## Description of the task
Transcribe the entries exactly; images are not part of the copy.
▼
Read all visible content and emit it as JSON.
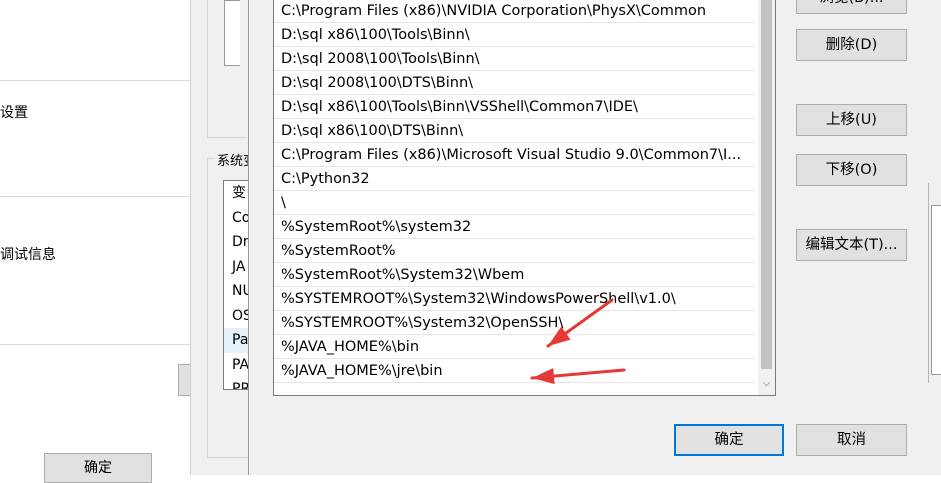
{
  "background_window": {
    "settings_fragment": "设置",
    "debug_fragment": "调试信息",
    "ok_button": "确定"
  },
  "system_properties": {
    "group_label": "系统变量(S)",
    "list_rows": [
      "变",
      "Co",
      "Dr",
      "JA",
      "NU",
      "OS",
      "Pa",
      "PA",
      "PR"
    ]
  },
  "edit_env_dialog": {
    "path_entries": [
      "C:\\Program Files (x86)\\NVIDIA Corporation\\PhysX\\Common",
      "D:\\sql x86\\100\\Tools\\Binn\\",
      "D:\\sql 2008\\100\\Tools\\Binn\\",
      "D:\\sql 2008\\100\\DTS\\Binn\\",
      "D:\\sql x86\\100\\Tools\\Binn\\VSShell\\Common7\\IDE\\",
      "D:\\sql x86\\100\\DTS\\Binn\\",
      "C:\\Program Files (x86)\\Microsoft Visual Studio 9.0\\Common7\\I...",
      "C:\\Python32",
      "\\",
      "%SystemRoot%\\system32",
      "%SystemRoot%",
      "%SystemRoot%\\System32\\Wbem",
      "%SYSTEMROOT%\\System32\\WindowsPowerShell\\v1.0\\",
      "%SYSTEMROOT%\\System32\\OpenSSH\\",
      "%JAVA_HOME%\\bin",
      "%JAVA_HOME%\\jre\\bin"
    ],
    "buttons": {
      "browse": "浏览(B)...",
      "delete": "删除(D)",
      "move_up": "上移(U)",
      "move_down": "下移(O)",
      "edit_text": "编辑文本(T)...",
      "ok": "确定",
      "cancel": "取消"
    }
  },
  "annotation": {
    "arrow_color": "#e53935"
  }
}
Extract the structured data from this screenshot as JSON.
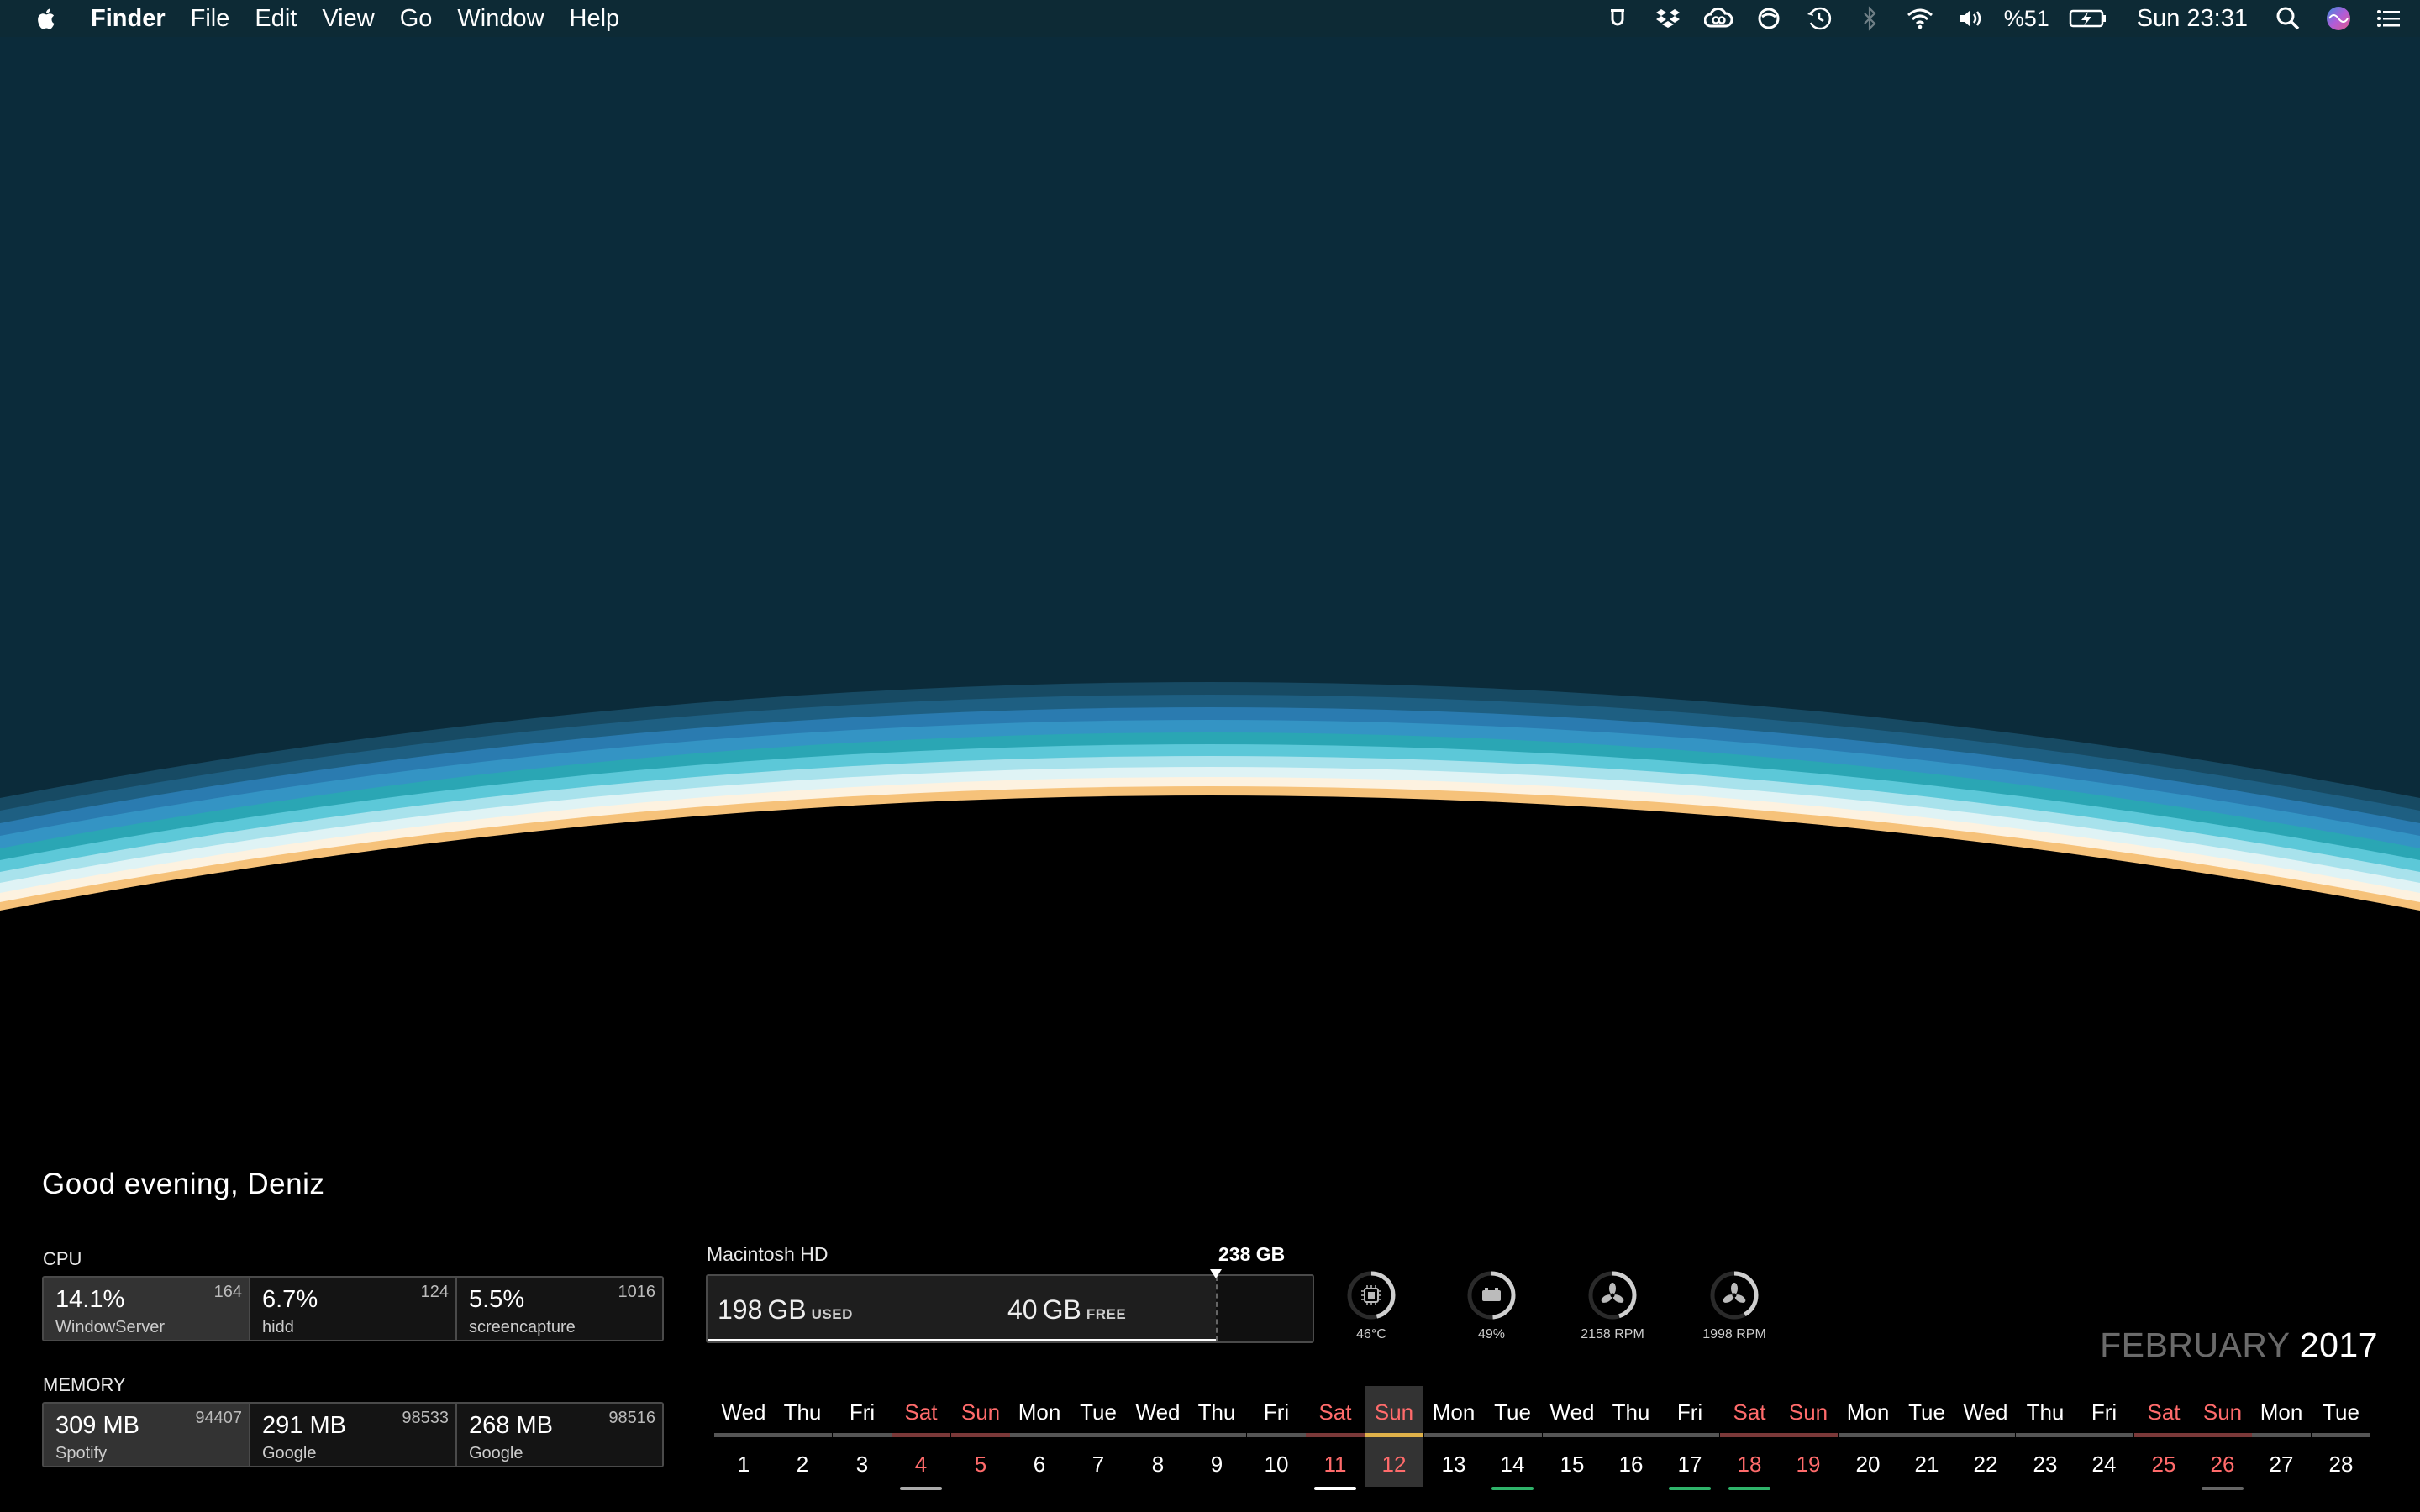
{
  "menubar": {
    "app_name": "Finder",
    "menus": [
      "File",
      "Edit",
      "View",
      "Go",
      "Window",
      "Help"
    ],
    "battery_percent": "%51",
    "clock": "Sun 23:31",
    "status_icons": [
      "umbrella-icon",
      "dropbox-icon",
      "creative-cloud-icon",
      "sync-icon",
      "time-machine-icon",
      "bluetooth-icon",
      "wifi-icon",
      "volume-icon",
      "battery-charging-icon",
      "search-icon",
      "siri-icon",
      "notification-center-icon"
    ]
  },
  "greeting": "Good evening, Deniz",
  "cpu": {
    "label": "CPU",
    "processes": [
      {
        "value": "14.1%",
        "name": "WindowServer",
        "pid": "164"
      },
      {
        "value": "6.7%",
        "name": "hidd",
        "pid": "124"
      },
      {
        "value": "5.5%",
        "name": "screencapture",
        "pid": "1016"
      }
    ]
  },
  "memory": {
    "label": "MEMORY",
    "processes": [
      {
        "value": "309 MB",
        "name": "Spotify",
        "pid": "94407"
      },
      {
        "value": "291 MB",
        "name": "Google",
        "pid": "98533"
      },
      {
        "value": "268 MB",
        "name": "Google",
        "pid": "98516"
      }
    ]
  },
  "disk": {
    "name": "Macintosh HD",
    "total": "238 GB",
    "used_value": "198",
    "used_unit": "GB",
    "used_label": "USED",
    "free_value": "40",
    "free_unit": "GB",
    "free_label": "FREE",
    "used_fraction": 0.84
  },
  "gauges": [
    {
      "icon": "cpu-chip-icon",
      "label": "46°C",
      "level": 0.46
    },
    {
      "icon": "battery-icon",
      "label": "49%",
      "level": 0.49
    },
    {
      "icon": "fan-icon",
      "label": "2158 RPM",
      "level": 0.45
    },
    {
      "icon": "fan-icon",
      "label": "1998 RPM",
      "level": 0.42
    }
  ],
  "calendar": {
    "month": "FEBRUARY",
    "year": "2017",
    "today": 12,
    "days": [
      {
        "dow": "Wed",
        "num": "1"
      },
      {
        "dow": "Thu",
        "num": "2"
      },
      {
        "dow": "Fri",
        "num": "3"
      },
      {
        "dow": "Sat",
        "num": "4",
        "weekend": true
      },
      {
        "dow": "Sun",
        "num": "5",
        "weekend": true
      },
      {
        "dow": "Mon",
        "num": "6"
      },
      {
        "dow": "Tue",
        "num": "7"
      },
      {
        "dow": "Wed",
        "num": "8"
      },
      {
        "dow": "Thu",
        "num": "9"
      },
      {
        "dow": "Fri",
        "num": "10"
      },
      {
        "dow": "Sat",
        "num": "11",
        "weekend": true
      },
      {
        "dow": "Sun",
        "num": "12",
        "weekend": true
      },
      {
        "dow": "Mon",
        "num": "13"
      },
      {
        "dow": "Tue",
        "num": "14"
      },
      {
        "dow": "Wed",
        "num": "15"
      },
      {
        "dow": "Thu",
        "num": "16"
      },
      {
        "dow": "Fri",
        "num": "17"
      },
      {
        "dow": "Sat",
        "num": "18",
        "weekend": true
      },
      {
        "dow": "Sun",
        "num": "19",
        "weekend": true
      },
      {
        "dow": "Mon",
        "num": "20"
      },
      {
        "dow": "Tue",
        "num": "21"
      },
      {
        "dow": "Wed",
        "num": "22"
      },
      {
        "dow": "Thu",
        "num": "23"
      },
      {
        "dow": "Fri",
        "num": "24"
      },
      {
        "dow": "Sat",
        "num": "25",
        "weekend": true
      },
      {
        "dow": "Sun",
        "num": "26",
        "weekend": true
      },
      {
        "dow": "Mon",
        "num": "27"
      },
      {
        "dow": "Tue",
        "num": "28"
      }
    ],
    "events": [
      {
        "day": 4,
        "color": "#aaaaaa"
      },
      {
        "day": 11,
        "color": "#ffffff"
      },
      {
        "day": 14,
        "color": "#2fb36a"
      },
      {
        "day": 17,
        "color": "#2fb36a"
      },
      {
        "day": 18,
        "color": "#2fb36a"
      },
      {
        "day": 26,
        "color": "#666666"
      }
    ]
  },
  "colors": {
    "menubar_bg": "#0d2a35",
    "sky": "#0b2b3a",
    "weekend": "#ff6b6b",
    "today_accent": "#e0b24a"
  }
}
▲
## Finished answer
Read all visible content and emit it as JSON.
{
  "background_window": {
    "settings_fragment": "设置",
    "debug_fragment": "调试信息",
    "ok_button": "确定"
  },
  "system_properties": {
    "group_label": "系统变量(S)",
    "list_rows": [
      "变",
      "Co",
      "Dr",
      "JA",
      "NU",
      "OS",
      "Pa",
      "PA",
      "PR"
    ]
  },
  "edit_env_dialog": {
    "path_entries": [
      "C:\\Program Files (x86)\\NVIDIA Corporation\\PhysX\\Common",
      "D:\\sql x86\\100\\Tools\\Binn\\",
      "D:\\sql 2008\\100\\Tools\\Binn\\",
      "D:\\sql 2008\\100\\DTS\\Binn\\",
      "D:\\sql x86\\100\\Tools\\Binn\\VSShell\\Common7\\IDE\\",
      "D:\\sql x86\\100\\DTS\\Binn\\",
      "C:\\Program Files (x86)\\Microsoft Visual Studio 9.0\\Common7\\I...",
      "C:\\Python32",
      "\\",
      "%SystemRoot%\\system32",
      "%SystemRoot%",
      "%SystemRoot%\\System32\\Wbem",
      "%SYSTEMROOT%\\System32\\WindowsPowerShell\\v1.0\\",
      "%SYSTEMROOT%\\System32\\OpenSSH\\",
      "%JAVA_HOME%\\bin",
      "%JAVA_HOME%\\jre\\bin"
    ],
    "buttons": {
      "browse": "浏览(B)...",
      "delete": "删除(D)",
      "move_up": "上移(U)",
      "move_down": "下移(O)",
      "edit_text": "编辑文本(T)...",
      "ok": "确定",
      "cancel": "取消"
    }
  },
  "annotation": {
    "arrow_color": "#e53935"
  }
}
Extract the structured data from this screenshot as JSON.
{
  "menubar": {
    "app_name": "Finder",
    "menus": [
      "File",
      "Edit",
      "View",
      "Go",
      "Window",
      "Help"
    ],
    "battery_percent": "%51",
    "clock": "Sun 23:31",
    "status_icons": [
      "umbrella-icon",
      "dropbox-icon",
      "creative-cloud-icon",
      "sync-icon",
      "time-machine-icon",
      "bluetooth-icon",
      "wifi-icon",
      "volume-icon",
      "battery-charging-icon",
      "search-icon",
      "siri-icon",
      "notification-center-icon"
    ]
  },
  "greeting": "Good evening, Deniz",
  "cpu": {
    "label": "CPU",
    "processes": [
      {
        "value": "14.1%",
        "name": "WindowServer",
        "pid": "164"
      },
      {
        "value": "6.7%",
        "name": "hidd",
        "pid": "124"
      },
      {
        "value": "5.5%",
        "name": "screencapture",
        "pid": "1016"
      }
    ]
  },
  "memory": {
    "label": "MEMORY",
    "processes": [
      {
        "value": "309 MB",
        "name": "Spotify",
        "pid": "94407"
      },
      {
        "value": "291 MB",
        "name": "Google",
        "pid": "98533"
      },
      {
        "value": "268 MB",
        "name": "Google",
        "pid": "98516"
      }
    ]
  },
  "disk": {
    "name": "Macintosh HD",
    "total": "238 GB",
    "used_value": "198",
    "used_unit": "GB",
    "used_label": "USED",
    "free_value": "40",
    "free_unit": "GB",
    "free_label": "FREE",
    "used_fraction": 0.84
  },
  "gauges": [
    {
      "icon": "cpu-chip-icon",
      "label": "46°C",
      "level": 0.46
    },
    {
      "icon": "battery-icon",
      "label": "49%",
      "level": 0.49
    },
    {
      "icon": "fan-icon",
      "label": "2158 RPM",
      "level": 0.45
    },
    {
      "icon": "fan-icon",
      "label": "1998 RPM",
      "level": 0.42
    }
  ],
  "calendar": {
    "month": "FEBRUARY",
    "year": "2017",
    "today": 12,
    "days": [
      {
        "dow": "Wed",
        "num": "1"
      },
      {
        "dow": "Thu",
        "num": "2"
      },
      {
        "dow": "Fri",
        "num": "3"
      },
      {
        "dow": "Sat",
        "num": "4",
        "weekend": true
      },
      {
        "dow": "Sun",
        "num": "5",
        "weekend": true
      },
      {
        "dow": "Mon",
        "num": "6"
      },
      {
        "dow": "Tue",
        "num": "7"
      },
      {
        "dow": "Wed",
        "num": "8"
      },
      {
        "dow": "Thu",
        "num": "9"
      },
      {
        "dow": "Fri",
        "num": "10"
      },
      {
        "dow": "Sat",
        "num": "11",
        "weekend": true
      },
      {
        "dow": "Sun",
        "num": "12",
        "weekend": true
      },
      {
        "dow": "Mon",
        "num": "13"
      },
      {
        "dow": "Tue",
        "num": "14"
      },
      {
        "dow": "Wed",
        "num": "15"
      },
      {
        "dow": "Thu",
        "num": "16"
      },
      {
        "dow": "Fri",
        "num": "17"
      },
      {
        "dow": "Sat",
        "num": "18",
        "weekend": true
      },
      {
        "dow": "Sun",
        "num": "19",
        "weekend": true
      },
      {
        "dow": "Mon",
        "num": "20"
      },
      {
        "dow": "Tue",
        "num": "21"
      },
      {
        "dow": "Wed",
        "num": "22"
      },
      {
        "dow": "Thu",
        "num": "23"
      },
      {
        "dow": "Fri",
        "num": "24"
      },
      {
        "dow": "Sat",
        "num": "25",
        "weekend": true
      },
      {
        "dow": "Sun",
        "num": "26",
        "weekend": true
      },
      {
        "dow": "Mon",
        "num": "27"
      },
      {
        "dow": "Tue",
        "num": "28"
      }
    ],
    "events": [
      {
        "day": 4,
        "color": "#aaaaaa"
      },
      {
        "day": 11,
        "color": "#ffffff"
      },
      {
        "day": 14,
        "color": "#2fb36a"
      },
      {
        "day": 17,
        "color": "#2fb36a"
      },
      {
        "day": 18,
        "color": "#2fb36a"
      },
      {
        "day": 26,
        "color": "#666666"
      }
    ]
  },
  "colors": {
    "menubar_bg": "#0d2a35",
    "sky": "#0b2b3a",
    "weekend": "#ff6b6b",
    "today_accent": "#e0b24a"
  }
}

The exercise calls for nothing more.